### INSTRUCTIONS FOR THE TASK
Select every line containing the word "hygiene" from the material, and copy those lines.

----------------

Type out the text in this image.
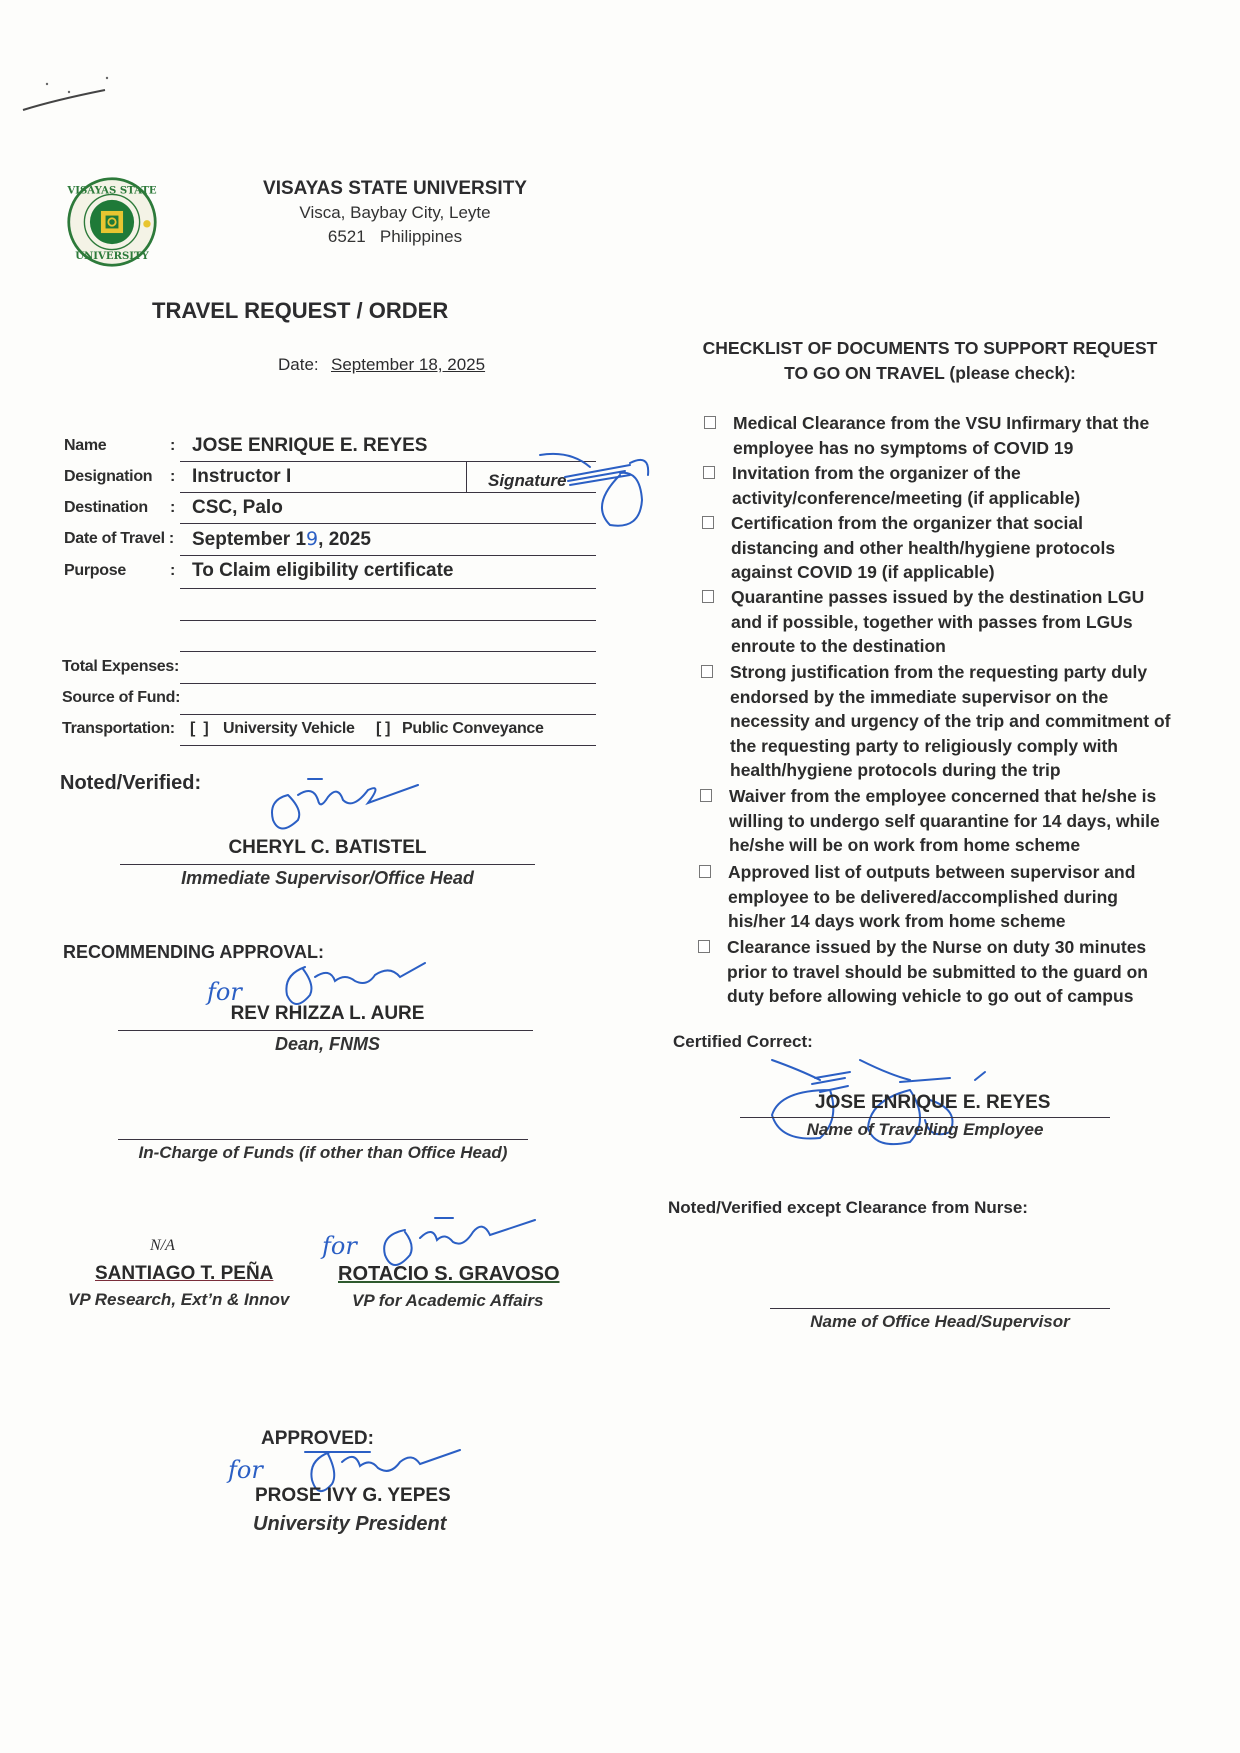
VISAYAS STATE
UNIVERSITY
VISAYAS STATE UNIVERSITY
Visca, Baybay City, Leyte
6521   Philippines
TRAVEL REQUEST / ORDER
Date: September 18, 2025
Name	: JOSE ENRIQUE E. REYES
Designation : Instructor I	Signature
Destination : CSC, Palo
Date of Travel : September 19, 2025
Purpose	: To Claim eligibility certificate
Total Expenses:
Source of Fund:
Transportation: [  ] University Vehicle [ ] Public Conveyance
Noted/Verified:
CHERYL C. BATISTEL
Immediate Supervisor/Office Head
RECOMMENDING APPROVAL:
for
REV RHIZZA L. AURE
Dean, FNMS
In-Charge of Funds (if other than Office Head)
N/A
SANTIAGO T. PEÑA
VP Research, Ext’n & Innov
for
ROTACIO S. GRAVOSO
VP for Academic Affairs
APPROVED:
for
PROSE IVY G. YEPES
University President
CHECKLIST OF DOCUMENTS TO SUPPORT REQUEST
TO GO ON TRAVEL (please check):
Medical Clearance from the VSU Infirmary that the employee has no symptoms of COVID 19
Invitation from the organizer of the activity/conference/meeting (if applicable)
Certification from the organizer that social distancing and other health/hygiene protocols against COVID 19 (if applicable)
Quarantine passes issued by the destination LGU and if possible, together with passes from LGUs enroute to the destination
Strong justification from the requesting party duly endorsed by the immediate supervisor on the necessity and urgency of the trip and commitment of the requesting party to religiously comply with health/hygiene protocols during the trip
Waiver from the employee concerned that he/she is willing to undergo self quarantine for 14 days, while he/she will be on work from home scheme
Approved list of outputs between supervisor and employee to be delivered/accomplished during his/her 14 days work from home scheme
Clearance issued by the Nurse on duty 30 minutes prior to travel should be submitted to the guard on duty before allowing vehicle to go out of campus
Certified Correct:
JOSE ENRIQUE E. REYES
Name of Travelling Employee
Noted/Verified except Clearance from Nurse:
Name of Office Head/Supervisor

----------------

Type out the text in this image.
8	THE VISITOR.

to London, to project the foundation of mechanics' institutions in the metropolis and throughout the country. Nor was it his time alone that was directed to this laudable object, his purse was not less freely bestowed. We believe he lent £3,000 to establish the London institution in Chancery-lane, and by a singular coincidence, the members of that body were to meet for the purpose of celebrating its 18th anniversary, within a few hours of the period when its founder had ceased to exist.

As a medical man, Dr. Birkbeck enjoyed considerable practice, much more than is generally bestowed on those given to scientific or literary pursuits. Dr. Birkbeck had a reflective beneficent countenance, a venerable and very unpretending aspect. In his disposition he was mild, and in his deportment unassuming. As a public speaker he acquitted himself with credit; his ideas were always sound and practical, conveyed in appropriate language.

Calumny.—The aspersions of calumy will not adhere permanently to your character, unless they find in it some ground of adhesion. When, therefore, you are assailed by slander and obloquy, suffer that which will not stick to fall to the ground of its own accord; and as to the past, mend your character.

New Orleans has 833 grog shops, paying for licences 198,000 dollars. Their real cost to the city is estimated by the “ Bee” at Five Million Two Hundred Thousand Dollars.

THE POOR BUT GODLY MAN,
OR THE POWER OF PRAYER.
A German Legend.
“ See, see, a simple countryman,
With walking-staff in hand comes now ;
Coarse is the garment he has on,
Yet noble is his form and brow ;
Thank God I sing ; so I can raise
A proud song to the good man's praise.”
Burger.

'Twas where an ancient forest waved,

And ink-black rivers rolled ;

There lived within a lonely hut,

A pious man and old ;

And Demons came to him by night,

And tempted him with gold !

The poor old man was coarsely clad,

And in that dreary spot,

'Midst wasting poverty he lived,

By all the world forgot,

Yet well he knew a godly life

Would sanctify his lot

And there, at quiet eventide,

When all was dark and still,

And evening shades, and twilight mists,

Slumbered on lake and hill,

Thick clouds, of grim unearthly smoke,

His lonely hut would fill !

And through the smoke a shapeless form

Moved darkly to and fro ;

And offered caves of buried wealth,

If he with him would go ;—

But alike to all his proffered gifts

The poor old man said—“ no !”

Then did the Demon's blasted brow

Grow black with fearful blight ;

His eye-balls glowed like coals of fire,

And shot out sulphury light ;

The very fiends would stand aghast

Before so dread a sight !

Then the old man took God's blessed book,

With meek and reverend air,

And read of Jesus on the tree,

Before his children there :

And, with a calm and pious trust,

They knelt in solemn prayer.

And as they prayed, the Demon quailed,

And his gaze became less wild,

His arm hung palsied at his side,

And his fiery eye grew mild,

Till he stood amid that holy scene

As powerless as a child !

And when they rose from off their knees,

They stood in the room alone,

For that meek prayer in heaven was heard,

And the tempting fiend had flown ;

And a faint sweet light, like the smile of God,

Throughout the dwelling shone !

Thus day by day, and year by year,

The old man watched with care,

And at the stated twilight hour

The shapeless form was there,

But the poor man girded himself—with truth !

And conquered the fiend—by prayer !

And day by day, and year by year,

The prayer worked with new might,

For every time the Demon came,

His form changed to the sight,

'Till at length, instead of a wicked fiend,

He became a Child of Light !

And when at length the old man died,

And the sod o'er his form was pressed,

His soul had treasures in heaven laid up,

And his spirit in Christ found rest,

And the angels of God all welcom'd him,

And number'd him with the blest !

----------------

### RESULT BELOW
Certification from the organizer that social distancing and other health/hygiene protocols against COVID 19 (if applicable)
Strong justification from the requesting party duly endorsed by the immediate supervisor on the necessity and urgency of the trip and commitment of the requesting party to religiously comply with health/hygiene protocols during the trip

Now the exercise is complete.